What you need to do:
Images appear in the records below; leave them out and repeat everything else exactly.
** start Data extract **
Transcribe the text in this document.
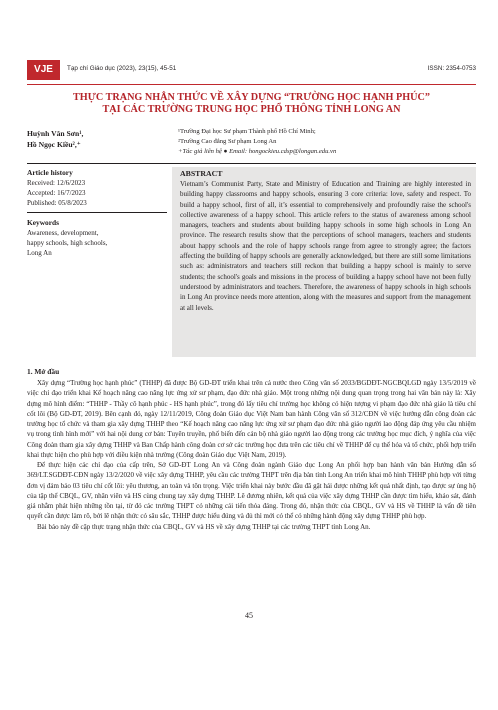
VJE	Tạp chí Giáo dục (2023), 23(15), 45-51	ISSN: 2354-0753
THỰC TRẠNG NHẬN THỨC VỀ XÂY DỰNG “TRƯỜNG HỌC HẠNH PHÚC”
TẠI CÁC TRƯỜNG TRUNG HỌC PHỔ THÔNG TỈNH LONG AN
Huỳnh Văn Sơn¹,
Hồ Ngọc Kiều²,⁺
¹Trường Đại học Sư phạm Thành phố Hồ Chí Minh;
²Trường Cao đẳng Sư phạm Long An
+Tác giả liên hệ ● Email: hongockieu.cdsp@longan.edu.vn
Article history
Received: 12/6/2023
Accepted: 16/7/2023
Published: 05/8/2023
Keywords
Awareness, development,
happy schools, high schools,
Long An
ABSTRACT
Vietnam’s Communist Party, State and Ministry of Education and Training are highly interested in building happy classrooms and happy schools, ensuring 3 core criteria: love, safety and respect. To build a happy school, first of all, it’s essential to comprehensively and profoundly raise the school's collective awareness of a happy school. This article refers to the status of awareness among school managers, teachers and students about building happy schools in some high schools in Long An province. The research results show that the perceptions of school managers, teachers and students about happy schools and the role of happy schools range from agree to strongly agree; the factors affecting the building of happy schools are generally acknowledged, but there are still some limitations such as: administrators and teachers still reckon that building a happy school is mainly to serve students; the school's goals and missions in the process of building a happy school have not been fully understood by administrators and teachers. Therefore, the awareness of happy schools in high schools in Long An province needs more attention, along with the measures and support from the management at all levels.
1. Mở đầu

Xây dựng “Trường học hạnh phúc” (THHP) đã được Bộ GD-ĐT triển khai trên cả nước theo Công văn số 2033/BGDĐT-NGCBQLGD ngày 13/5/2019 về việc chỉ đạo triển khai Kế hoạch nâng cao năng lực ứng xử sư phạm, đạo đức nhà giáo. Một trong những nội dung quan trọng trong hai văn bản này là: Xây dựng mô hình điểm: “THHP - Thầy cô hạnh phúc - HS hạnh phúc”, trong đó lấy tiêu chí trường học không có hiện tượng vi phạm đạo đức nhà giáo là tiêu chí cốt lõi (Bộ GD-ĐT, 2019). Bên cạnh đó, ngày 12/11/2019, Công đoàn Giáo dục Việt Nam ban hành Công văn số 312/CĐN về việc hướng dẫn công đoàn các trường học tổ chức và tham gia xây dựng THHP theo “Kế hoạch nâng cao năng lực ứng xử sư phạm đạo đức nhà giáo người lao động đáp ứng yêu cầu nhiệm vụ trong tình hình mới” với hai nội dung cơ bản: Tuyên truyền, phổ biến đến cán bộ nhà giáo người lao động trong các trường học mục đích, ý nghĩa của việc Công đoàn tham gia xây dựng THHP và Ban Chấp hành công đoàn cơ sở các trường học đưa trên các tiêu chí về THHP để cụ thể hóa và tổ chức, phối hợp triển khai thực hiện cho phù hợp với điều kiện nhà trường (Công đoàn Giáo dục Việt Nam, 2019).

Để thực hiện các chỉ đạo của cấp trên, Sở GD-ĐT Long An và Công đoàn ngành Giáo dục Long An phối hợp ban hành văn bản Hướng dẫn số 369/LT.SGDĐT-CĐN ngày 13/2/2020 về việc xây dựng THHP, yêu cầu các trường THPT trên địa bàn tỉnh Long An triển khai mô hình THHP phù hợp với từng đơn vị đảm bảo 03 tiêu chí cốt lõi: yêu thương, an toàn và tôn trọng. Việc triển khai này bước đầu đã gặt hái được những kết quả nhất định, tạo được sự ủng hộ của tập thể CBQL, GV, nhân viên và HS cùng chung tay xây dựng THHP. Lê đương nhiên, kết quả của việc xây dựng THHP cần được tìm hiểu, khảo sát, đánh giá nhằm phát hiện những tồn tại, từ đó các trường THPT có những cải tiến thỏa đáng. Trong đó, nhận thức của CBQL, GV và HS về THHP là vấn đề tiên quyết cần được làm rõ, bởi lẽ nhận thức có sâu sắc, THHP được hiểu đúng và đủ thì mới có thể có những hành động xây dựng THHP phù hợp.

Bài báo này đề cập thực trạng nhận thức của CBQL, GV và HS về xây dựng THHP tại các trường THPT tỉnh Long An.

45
** end Data extract **
Full solution:
Transcribe the text in this document.
VJE	Tạp chí Giáo dục (2023), 23(15), 45-51	ISSN: 2354-0753
THỰC TRẠNG NHẬN THỨC VỀ XÂY DỰNG “TRƯỜNG HỌC HẠNH PHÚC”
TẠI CÁC TRƯỜNG TRUNG HỌC PHỔ THÔNG TỈNH LONG AN
Huỳnh Văn Sơn¹,
Hồ Ngọc Kiều²,⁺
¹Trường Đại học Sư phạm Thành phố Hồ Chí Minh;
²Trường Cao đẳng Sư phạm Long An
+Tác giả liên hệ ● Email: hongockieu.cdsp@longan.edu.vn
Article history
Received: 12/6/2023
Accepted: 16/7/2023
Published: 05/8/2023
Keywords
Awareness, development,
happy schools, high schools,
Long An
ABSTRACT
Vietnam’s Communist Party, State and Ministry of Education and Training are highly interested in building happy classrooms and happy schools, ensuring 3 core criteria: love, safety and respect. To build a happy school, first of all, it’s essential to comprehensively and profoundly raise the school's collective awareness of a happy school. This article refers to the status of awareness among school managers, teachers and students about building happy schools in some high schools in Long An province. The research results show that the perceptions of school managers, teachers and students about happy schools and the role of happy schools range from agree to strongly agree; the factors affecting the building of happy schools are generally acknowledged, but there are still some limitations such as: administrators and teachers still reckon that building a happy school is mainly to serve students; the school's goals and missions in the process of building a happy school have not been fully understood by administrators and teachers. Therefore, the awareness of happy schools in high schools in Long An province needs more attention, along with the measures and support from the management at all levels.
1. Mở đầu

Xây dựng “Trường học hạnh phúc” (THHP) đã được Bộ GD-ĐT triển khai trên cả nước theo Công văn số 2033/BGDĐT-NGCBQLGD ngày 13/5/2019 về việc chỉ đạo triển khai Kế hoạch nâng cao năng lực ứng xử sư phạm, đạo đức nhà giáo. Một trong những nội dung quan trọng trong hai văn bản này là: Xây dựng mô hình điểm: “THHP - Thầy cô hạnh phúc - HS hạnh phúc”, trong đó lấy tiêu chí trường học không có hiện tượng vi phạm đạo đức nhà giáo là tiêu chí cốt lõi (Bộ GD-ĐT, 2019). Bên cạnh đó, ngày 12/11/2019, Công đoàn Giáo dục Việt Nam ban hành Công văn số 312/CĐN về việc hướng dẫn công đoàn các trường học tổ chức và tham gia xây dựng THHP theo “Kế hoạch nâng cao năng lực ứng xử sư phạm đạo đức nhà giáo người lao động đáp ứng yêu cầu nhiệm vụ trong tình hình mới” với hai nội dung cơ bản: Tuyên truyền, phổ biến đến cán bộ nhà giáo người lao động trong các trường học mục đích, ý nghĩa của việc Công đoàn tham gia xây dựng THHP và Ban Chấp hành công đoàn cơ sở các trường học đưa trên các tiêu chí về THHP để cụ thể hóa và tổ chức, phối hợp triển khai thực hiện cho phù hợp với điều kiện nhà trường (Công đoàn Giáo dục Việt Nam, 2019).

Để thực hiện các chỉ đạo của cấp trên, Sở GD-ĐT Long An và Công đoàn ngành Giáo dục Long An phối hợp ban hành văn bản Hướng dẫn số 369/LT.SGDĐT-CĐN ngày 13/2/2020 về việc xây dựng THHP, yêu cầu các trường THPT trên địa bàn tỉnh Long An triển khai mô hình THHP phù hợp với từng đơn vị đảm bảo 03 tiêu chí cốt lõi: yêu thương, an toàn và tôn trọng. Việc triển khai này bước đầu đã gặt hái được những kết quả nhất định, tạo được sự ủng hộ của tập thể CBQL, GV, nhân viên và HS cùng chung tay xây dựng THHP. Lê đương nhiên, kết quả của việc xây dựng THHP cần được tìm hiểu, khảo sát, đánh giá nhằm phát hiện những tồn tại, từ đó các trường THPT có những cải tiến thỏa đáng. Trong đó, nhận thức của CBQL, GV và HS về THHP là vấn đề tiên quyết cần được làm rõ, bởi lẽ nhận thức có sâu sắc, THHP được hiểu đúng và đủ thì mới có thể có những hành động xây dựng THHP phù hợp.

Bài báo này đề cập thực trạng nhận thức của CBQL, GV và HS về xây dựng THHP tại các trường THPT tỉnh Long An.

45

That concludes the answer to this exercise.